- EXERCISE AIM
Write the material out again in full, exactly.
--
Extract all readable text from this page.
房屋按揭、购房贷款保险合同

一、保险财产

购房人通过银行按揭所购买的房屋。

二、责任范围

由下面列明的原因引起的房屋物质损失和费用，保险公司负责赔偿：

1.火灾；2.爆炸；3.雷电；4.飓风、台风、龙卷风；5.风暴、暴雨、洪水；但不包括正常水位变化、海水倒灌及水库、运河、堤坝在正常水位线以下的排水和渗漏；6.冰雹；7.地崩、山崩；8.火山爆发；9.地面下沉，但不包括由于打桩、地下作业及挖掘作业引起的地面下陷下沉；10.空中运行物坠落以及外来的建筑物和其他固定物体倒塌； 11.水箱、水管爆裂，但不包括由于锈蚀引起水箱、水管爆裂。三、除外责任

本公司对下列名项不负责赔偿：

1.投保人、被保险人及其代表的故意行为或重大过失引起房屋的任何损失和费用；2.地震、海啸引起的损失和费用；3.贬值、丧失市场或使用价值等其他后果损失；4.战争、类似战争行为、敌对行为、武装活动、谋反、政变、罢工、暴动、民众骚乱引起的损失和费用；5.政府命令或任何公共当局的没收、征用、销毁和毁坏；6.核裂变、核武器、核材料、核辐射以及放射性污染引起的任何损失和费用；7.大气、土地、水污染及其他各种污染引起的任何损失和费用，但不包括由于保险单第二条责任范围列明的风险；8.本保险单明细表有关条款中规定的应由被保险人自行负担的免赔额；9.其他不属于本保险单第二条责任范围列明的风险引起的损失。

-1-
--
- RESULT FOR THIS EXERCISE
Extract all readable text from this page.
房屋按揭、购房贷款保险合同

一、保险财产

购房人通过银行按揭所购买的房屋。

二、责任范围

由下面列明的原因引起的房屋物质损失和费用，保险公司负责赔偿：

1.火灾；2.爆炸；3.雷电；4.飓风、台风、龙卷风；5.风暴、暴雨、洪水；但不包括正常水位变化、海水倒灌及水库、运河、堤坝在正常水位线以下的排水和渗漏；6.冰雹；7.地崩、山崩；8.火山爆发；9.地面下沉，但不包括由于打桩、地下作业及挖掘作业引起的地面下陷下沉；10.空中运行物坠落以及外来的建筑物和其他固定物体倒塌； 11.水箱、水管爆裂，但不包括由于锈蚀引起水箱、水管爆裂。三、除外责任

本公司对下列名项不负责赔偿：

1.投保人、被保险人及其代表的故意行为或重大过失引起房屋的任何损失和费用；2.地震、海啸引起的损失和费用；3.贬值、丧失市场或使用价值等其他后果损失；4.战争、类似战争行为、敌对行为、武装活动、谋反、政变、罢工、暴动、民众骚乱引起的损失和费用；5.政府命令或任何公共当局的没收、征用、销毁和毁坏；6.核裂变、核武器、核材料、核辐射以及放射性污染引起的任何损失和费用；7.大气、土地、水污染及其他各种污染引起的任何损失和费用，但不包括由于保险单第二条责任范围列明的风险；8.本保险单明细表有关条款中规定的应由被保险人自行负担的免赔额；9.其他不属于本保险单第二条责任范围列明的风险引起的损失。

-1-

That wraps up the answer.